What the exercise asks:
Count how many lines contain "JSON" and reply with that number only.
==========
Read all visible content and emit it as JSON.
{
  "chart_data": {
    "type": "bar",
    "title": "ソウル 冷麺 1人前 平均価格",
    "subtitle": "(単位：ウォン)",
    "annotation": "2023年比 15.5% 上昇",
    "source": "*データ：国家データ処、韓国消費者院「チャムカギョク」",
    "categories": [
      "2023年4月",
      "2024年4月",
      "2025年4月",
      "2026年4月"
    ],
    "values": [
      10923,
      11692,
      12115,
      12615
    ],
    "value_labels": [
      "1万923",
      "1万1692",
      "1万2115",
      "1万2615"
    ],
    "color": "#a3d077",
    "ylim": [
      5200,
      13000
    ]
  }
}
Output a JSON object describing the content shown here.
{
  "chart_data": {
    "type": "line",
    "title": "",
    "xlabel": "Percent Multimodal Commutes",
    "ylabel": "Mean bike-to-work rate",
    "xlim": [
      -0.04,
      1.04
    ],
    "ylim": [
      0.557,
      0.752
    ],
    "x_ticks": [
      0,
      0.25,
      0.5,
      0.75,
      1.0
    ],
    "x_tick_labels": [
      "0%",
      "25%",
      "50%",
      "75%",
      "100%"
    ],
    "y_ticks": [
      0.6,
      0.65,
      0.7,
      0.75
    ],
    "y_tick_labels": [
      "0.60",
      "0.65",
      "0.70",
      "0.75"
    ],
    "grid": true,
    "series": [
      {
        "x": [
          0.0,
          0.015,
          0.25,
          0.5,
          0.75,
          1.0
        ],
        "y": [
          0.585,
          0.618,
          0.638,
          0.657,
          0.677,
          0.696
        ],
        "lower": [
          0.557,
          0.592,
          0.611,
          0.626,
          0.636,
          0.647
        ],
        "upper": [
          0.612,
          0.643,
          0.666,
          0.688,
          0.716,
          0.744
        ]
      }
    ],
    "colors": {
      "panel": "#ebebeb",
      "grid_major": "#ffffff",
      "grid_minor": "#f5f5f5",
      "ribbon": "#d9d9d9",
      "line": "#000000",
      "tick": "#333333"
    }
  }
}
==========
Exercise answer:
2